Written request:
Every line of the records must be repeated exactly; pictures stay out.

Dataset entries:
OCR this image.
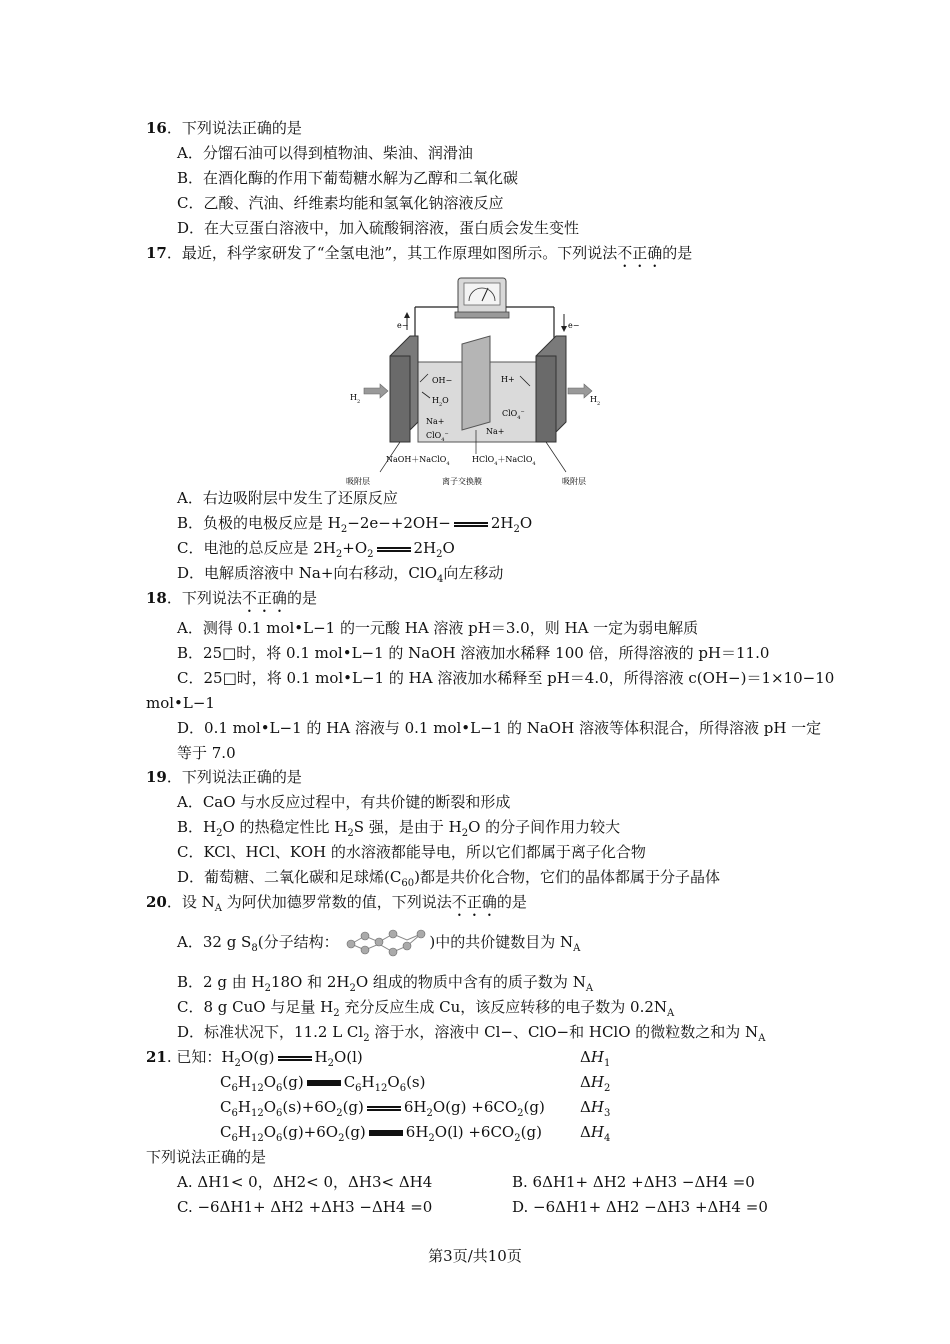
16．下列说法正确的是
A．分馏石油可以得到植物油、柴油、润滑油
B．在酒化酶的作用下葡萄糖水解为乙醇和二氧化碳
C．乙酸、汽油、纤维素均能和氢氧化钠溶液反应
D．在大豆蛋白溶液中，加入硫酸铜溶液，蛋白质会发生变性
17．最近，科学家研发了“全氢电池”，其工作原理如图所示。下列说法不正确的是
e−	e−
$H_2$	$H_2$
OH−
$H_2O$
Na+
ClO$_4$−
H+
ClO$_4$−
Na+
NaOH＋NaClO$_4$	HClO$_4$＋NaClO$_4$
吸附层	离子交换膜	吸附层
A．右边吸附层中发生了还原反应
B．负极的电极反应是 $H_2-2e-+2OH-$	$2H_2O$
C．电池的总反应是 $2H_2+O_2$	$2H_2O$
D．电解质溶液中 Na+向右移动，ClO$_4$向左移动
18．下列说法不正确的是
A．测得 0.1 mol•L−1 的一元酸 HA 溶液 pH＝3.0，则 HA 一定为弱电解质
B．25□时，将 0.1 mol•L−1 的 NaOH 溶液加水稀释 100 倍，所得溶液的 pH＝11.0
C．25□时，将 0.1 mol•L−1 的 HA 溶液加水稀释至 pH＝4.0，所得溶液 c(OH−)＝1×10−10
mol•L−1
D．0.1 mol•L−1 的 HA 溶液与 0.1 mol•L−1 的 NaOH 溶液等体积混合，所得溶液 pH 一定
等于 7.0
19．下列说法正确的是
A．CaO 与水反应过程中，有共价键的断裂和形成
B．$H_2O$ 的热稳定性比 $H_2S$ 强，是由于 $H_2O$ 的分子间作用力较大
C．KCl、HCl、KOH 的水溶液都能导电，所以它们都属于离子化合物
D．葡萄糖、二氧化碳和足球烯$(C_{60})$都是共价化合物，它们的晶体都属于分子晶体
20．设 $N_A$ 为阿伏加德罗常数的值，下列说法不正确的是
A．32 g $S_8$(分子结构：	)中的共价键数目为 $N_A$
B．2 g 由 $H_218O$ 和 $2H_2O$ 组成的物质中含有的质子数为 $N_A$
C．8 g CuO 与足量 $H_2$ 充分反应生成 Cu，该反应转移的电子数为 $0.2N_A$
D．标准状况下，11.2 L $Cl_2$ 溶于水，溶液中 Cl−、ClO−和 HClO 的微粒数之和为 $N_A$
21. 已知：$H_2O(g)$	$H_2O(l)$	$\Delta H_1$
$C_6H_{12}O_6(g)$	$C_6H_{12}O_6(s)$	$\Delta H_2$
$C_6H_{12}O_6(s)+6O_2(g)$	$6H_2O(g) +6CO_2(g)$ $\Delta H_3$
$C_6H_{12}O_6(g)+6O_2(g)$	$6H_2O(l) +6CO_2(g)$	$\Delta H_4$
下列说法正确的是
A. ΔH1< 0，ΔH2< 0，ΔH3< ΔH4	B. 6ΔH1+ ΔH2 +ΔH3 −ΔH4 =0
C. −6ΔH1+ ΔH2 +ΔH3 −ΔH4 =0	D. −6ΔH1+ ΔH2 −ΔH3 +ΔH4 =0
第3页/共10页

Exercise solution:
OCR this image.
16．下列说法正确的是
A．分馏石油可以得到植物油、柴油、润滑油
B．在酒化酶的作用下葡萄糖水解为乙醇和二氧化碳
C．乙酸、汽油、纤维素均能和氢氧化钠溶液反应
D．在大豆蛋白溶液中，加入硫酸铜溶液，蛋白质会发生变性
17．最近，科学家研发了“全氢电池”，其工作原理如图所示。下列说法不正确的是
e−	e−
$H_2$	$H_2$
OH−
$H_2O$
Na+
ClO$_4$−
H+
ClO$_4$−
Na+
NaOH＋NaClO$_4$	HClO$_4$＋NaClO$_4$
吸附层	离子交换膜	吸附层
A．右边吸附层中发生了还原反应
B．负极的电极反应是 $H_2-2e-+2OH-$	$2H_2O$
C．电池的总反应是 $2H_2+O_2$	$2H_2O$
D．电解质溶液中 Na+向右移动，ClO$_4$向左移动
18．下列说法不正确的是
A．测得 0.1 mol•L−1 的一元酸 HA 溶液 pH＝3.0，则 HA 一定为弱电解质
B．25□时，将 0.1 mol•L−1 的 NaOH 溶液加水稀释 100 倍，所得溶液的 pH＝11.0
C．25□时，将 0.1 mol•L−1 的 HA 溶液加水稀释至 pH＝4.0，所得溶液 c(OH−)＝1×10−10
mol•L−1
D．0.1 mol•L−1 的 HA 溶液与 0.1 mol•L−1 的 NaOH 溶液等体积混合，所得溶液 pH 一定
等于 7.0
19．下列说法正确的是
A．CaO 与水反应过程中，有共价键的断裂和形成
B．$H_2O$ 的热稳定性比 $H_2S$ 强，是由于 $H_2O$ 的分子间作用力较大
C．KCl、HCl、KOH 的水溶液都能导电，所以它们都属于离子化合物
D．葡萄糖、二氧化碳和足球烯$(C_{60})$都是共价化合物，它们的晶体都属于分子晶体
20．设 $N_A$ 为阿伏加德罗常数的值，下列说法不正确的是
A．32 g $S_8$(分子结构：	)中的共价键数目为 $N_A$
B．2 g 由 $H_218O$ 和 $2H_2O$ 组成的物质中含有的质子数为 $N_A$
C．8 g CuO 与足量 $H_2$ 充分反应生成 Cu，该反应转移的电子数为 $0.2N_A$
D．标准状况下，11.2 L $Cl_2$ 溶于水，溶液中 Cl−、ClO−和 HClO 的微粒数之和为 $N_A$
21. 已知：$H_2O(g)$	$H_2O(l)$	$\Delta H_1$
$C_6H_{12}O_6(g)$	$C_6H_{12}O_6(s)$	$\Delta H_2$
$C_6H_{12}O_6(s)+6O_2(g)$	$6H_2O(g) +6CO_2(g)$ $\Delta H_3$
$C_6H_{12}O_6(g)+6O_2(g)$	$6H_2O(l) +6CO_2(g)$	$\Delta H_4$
下列说法正确的是
A. ΔH1< 0，ΔH2< 0，ΔH3< ΔH4	B. 6ΔH1+ ΔH2 +ΔH3 −ΔH4 =0
C. −6ΔH1+ ΔH2 +ΔH3 −ΔH4 =0	D. −6ΔH1+ ΔH2 −ΔH3 +ΔH4 =0
第3页/共10页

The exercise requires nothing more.